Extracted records
━━━━━━━━━━━━━━━━━━━━

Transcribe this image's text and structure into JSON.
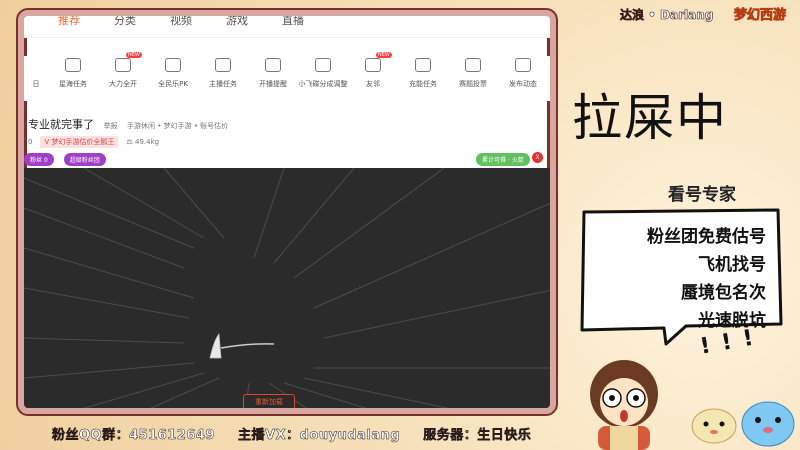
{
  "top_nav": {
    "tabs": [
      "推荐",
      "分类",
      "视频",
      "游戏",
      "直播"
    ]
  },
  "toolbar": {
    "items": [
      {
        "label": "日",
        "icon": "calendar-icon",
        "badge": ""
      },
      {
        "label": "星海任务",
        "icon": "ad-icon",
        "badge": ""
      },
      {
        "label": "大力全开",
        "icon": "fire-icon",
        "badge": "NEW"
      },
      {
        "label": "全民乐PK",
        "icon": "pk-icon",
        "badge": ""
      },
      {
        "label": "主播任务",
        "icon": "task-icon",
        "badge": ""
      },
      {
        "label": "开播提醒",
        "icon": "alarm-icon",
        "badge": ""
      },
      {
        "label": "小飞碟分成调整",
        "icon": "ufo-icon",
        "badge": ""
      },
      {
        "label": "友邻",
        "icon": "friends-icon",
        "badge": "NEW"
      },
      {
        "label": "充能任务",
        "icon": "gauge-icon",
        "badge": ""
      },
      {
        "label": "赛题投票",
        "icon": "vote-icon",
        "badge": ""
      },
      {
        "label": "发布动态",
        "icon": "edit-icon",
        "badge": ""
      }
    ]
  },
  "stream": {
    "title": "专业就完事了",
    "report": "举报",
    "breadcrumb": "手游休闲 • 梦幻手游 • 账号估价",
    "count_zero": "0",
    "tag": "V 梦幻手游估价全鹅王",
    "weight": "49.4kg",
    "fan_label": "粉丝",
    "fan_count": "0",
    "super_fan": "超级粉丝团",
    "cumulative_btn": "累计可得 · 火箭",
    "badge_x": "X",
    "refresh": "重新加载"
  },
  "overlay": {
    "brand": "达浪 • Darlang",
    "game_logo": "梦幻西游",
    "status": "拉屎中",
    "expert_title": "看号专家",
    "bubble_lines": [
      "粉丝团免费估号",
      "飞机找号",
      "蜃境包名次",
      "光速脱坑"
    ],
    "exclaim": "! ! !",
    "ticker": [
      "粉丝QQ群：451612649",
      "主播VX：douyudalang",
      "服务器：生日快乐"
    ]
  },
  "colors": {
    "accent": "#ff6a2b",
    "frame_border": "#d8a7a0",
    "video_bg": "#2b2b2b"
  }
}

━━━━━━━━━━━━━━━━━━━━

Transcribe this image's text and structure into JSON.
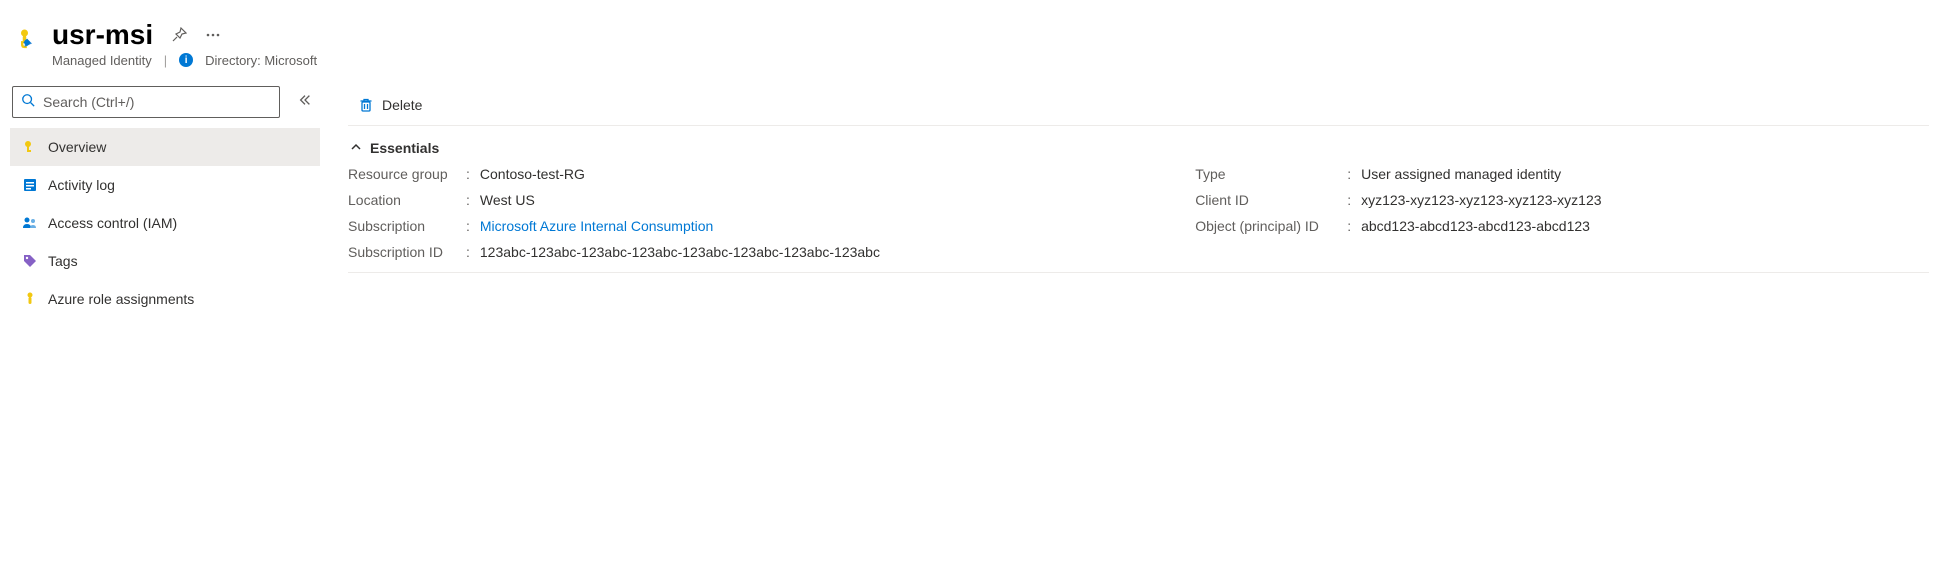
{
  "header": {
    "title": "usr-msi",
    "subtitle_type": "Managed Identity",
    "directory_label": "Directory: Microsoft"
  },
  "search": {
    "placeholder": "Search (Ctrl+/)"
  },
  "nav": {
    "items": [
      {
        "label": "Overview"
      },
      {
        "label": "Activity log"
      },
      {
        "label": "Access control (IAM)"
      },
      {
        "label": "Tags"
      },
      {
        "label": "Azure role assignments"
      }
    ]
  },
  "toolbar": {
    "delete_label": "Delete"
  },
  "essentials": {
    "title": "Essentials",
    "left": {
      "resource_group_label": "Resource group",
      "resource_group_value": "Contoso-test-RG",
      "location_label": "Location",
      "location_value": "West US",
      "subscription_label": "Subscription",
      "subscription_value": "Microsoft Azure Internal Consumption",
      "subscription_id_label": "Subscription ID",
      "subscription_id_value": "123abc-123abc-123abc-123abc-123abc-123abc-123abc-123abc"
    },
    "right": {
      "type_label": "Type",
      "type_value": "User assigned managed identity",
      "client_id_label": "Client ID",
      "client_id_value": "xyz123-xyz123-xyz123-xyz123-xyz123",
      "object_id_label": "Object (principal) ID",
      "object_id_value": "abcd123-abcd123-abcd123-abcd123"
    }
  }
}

━━━━━━━━━━━━━━━━━━━━

Check every line of the material for the string "Azure" and give the number of lines that have it, without anything else.

Response
2